### THE INPUT

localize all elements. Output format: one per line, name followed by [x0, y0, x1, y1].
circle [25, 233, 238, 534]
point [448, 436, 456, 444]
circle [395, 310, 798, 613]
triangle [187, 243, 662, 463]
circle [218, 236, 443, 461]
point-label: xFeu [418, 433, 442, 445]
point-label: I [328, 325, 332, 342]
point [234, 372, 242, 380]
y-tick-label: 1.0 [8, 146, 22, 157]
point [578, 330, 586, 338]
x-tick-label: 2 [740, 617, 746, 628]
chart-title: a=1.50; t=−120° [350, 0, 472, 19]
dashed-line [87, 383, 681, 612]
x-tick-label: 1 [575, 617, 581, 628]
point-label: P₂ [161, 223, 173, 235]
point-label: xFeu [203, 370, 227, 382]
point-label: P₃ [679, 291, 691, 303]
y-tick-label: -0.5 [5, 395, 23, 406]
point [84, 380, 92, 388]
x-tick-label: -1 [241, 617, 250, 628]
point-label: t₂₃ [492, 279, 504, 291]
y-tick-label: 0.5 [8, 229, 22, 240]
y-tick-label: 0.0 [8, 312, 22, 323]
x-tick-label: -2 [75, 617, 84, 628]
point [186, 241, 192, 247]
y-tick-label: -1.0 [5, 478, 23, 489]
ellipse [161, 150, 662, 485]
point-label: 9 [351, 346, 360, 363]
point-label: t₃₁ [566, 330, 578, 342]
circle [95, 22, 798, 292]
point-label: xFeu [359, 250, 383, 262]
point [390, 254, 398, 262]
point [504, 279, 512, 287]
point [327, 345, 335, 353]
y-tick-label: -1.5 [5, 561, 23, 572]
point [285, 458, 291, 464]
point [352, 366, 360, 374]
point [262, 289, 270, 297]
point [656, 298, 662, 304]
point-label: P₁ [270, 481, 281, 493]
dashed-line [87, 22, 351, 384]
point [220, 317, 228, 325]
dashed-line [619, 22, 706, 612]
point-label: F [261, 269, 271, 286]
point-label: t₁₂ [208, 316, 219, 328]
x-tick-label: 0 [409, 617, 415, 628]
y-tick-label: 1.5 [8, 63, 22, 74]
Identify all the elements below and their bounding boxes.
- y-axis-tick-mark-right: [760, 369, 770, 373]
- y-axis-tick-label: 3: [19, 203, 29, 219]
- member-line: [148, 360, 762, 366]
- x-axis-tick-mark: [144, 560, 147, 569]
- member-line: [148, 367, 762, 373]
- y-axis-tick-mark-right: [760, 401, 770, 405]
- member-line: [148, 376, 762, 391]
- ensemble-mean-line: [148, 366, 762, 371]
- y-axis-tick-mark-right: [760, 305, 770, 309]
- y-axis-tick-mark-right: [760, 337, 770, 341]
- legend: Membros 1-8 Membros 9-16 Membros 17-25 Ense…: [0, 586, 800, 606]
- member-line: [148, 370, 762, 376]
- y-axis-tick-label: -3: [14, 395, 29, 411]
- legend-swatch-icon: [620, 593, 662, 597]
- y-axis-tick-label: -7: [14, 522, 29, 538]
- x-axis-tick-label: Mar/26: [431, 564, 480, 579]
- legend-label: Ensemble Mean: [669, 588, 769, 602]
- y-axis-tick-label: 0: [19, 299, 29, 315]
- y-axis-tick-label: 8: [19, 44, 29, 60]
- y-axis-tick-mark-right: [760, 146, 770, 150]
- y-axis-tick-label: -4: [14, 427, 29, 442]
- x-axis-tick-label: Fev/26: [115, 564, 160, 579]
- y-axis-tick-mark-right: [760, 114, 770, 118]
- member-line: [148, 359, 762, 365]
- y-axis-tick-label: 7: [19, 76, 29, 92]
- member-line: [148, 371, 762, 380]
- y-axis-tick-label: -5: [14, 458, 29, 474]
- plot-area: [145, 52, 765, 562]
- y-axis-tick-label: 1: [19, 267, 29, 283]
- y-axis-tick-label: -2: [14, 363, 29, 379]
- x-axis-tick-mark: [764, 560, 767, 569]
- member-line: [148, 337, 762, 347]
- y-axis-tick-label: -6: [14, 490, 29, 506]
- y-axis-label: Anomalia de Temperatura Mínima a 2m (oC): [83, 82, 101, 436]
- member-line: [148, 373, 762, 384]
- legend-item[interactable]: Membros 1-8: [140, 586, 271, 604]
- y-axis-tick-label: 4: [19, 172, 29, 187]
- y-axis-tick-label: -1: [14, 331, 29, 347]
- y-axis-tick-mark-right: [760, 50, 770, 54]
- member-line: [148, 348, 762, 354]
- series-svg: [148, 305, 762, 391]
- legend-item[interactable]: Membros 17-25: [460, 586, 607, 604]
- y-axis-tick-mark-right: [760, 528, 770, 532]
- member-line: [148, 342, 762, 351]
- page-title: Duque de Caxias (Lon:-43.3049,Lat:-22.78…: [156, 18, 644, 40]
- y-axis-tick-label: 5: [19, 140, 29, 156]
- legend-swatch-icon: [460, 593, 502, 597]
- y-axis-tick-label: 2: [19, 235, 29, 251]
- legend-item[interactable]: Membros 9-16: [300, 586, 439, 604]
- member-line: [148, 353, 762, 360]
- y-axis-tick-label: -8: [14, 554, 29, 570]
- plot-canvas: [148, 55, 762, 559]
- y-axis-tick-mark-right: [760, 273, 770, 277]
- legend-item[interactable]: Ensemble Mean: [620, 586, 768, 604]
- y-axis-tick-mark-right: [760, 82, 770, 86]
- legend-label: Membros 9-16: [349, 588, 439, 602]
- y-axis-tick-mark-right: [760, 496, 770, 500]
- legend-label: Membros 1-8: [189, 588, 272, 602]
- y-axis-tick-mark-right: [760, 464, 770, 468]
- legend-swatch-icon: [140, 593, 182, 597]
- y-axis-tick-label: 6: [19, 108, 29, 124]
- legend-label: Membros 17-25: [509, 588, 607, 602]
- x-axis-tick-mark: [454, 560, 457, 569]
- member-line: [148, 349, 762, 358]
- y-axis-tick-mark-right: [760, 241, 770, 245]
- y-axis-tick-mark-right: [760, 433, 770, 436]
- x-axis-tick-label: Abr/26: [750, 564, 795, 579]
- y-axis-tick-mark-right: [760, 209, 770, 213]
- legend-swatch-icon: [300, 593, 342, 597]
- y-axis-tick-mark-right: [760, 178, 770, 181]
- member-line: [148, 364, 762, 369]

### WORK TO DO
Rewrite the listing from its first line through the line containing "point [84, 380, 92, 388]", both ends included, as a JSON list of strings with one string per line and blank lines omitted.

### OUTPUT BELOW
[
  "localize all elements. Output format: one per line, name followed by [x0, y0, x1, y1].",
  "circle [25, 233, 238, 534]",
  "point [448, 436, 456, 444]",
  "circle [395, 310, 798, 613]",
  "triangle [187, 243, 662, 463]",
  "circle [218, 236, 443, 461]",
  "point-label: xFeu [418, 433, 442, 445]",
  "point-label: I [328, 325, 332, 342]",
  "point [234, 372, 242, 380]",
  "y-tick-label: 1.0 [8, 146, 22, 157]",
  "point [578, 330, 586, 338]",
  "x-tick-label: 2 [740, 617, 746, 628]",
  "chart-title: a=1.50; t=−120° [350, 0, 472, 19]",
  "dashed-line [87, 383, 681, 612]",
  "x-tick-label: 1 [575, 617, 581, 628]",
  "point-label: P₂ [161, 223, 173, 235]",
  "point-label: xFeu [203, 370, 227, 382]",
  "point-label: P₃ [679, 291, 691, 303]",
  "y-tick-label: -0.5 [5, 395, 23, 406]",
  "point [84, 380, 92, 388]"
]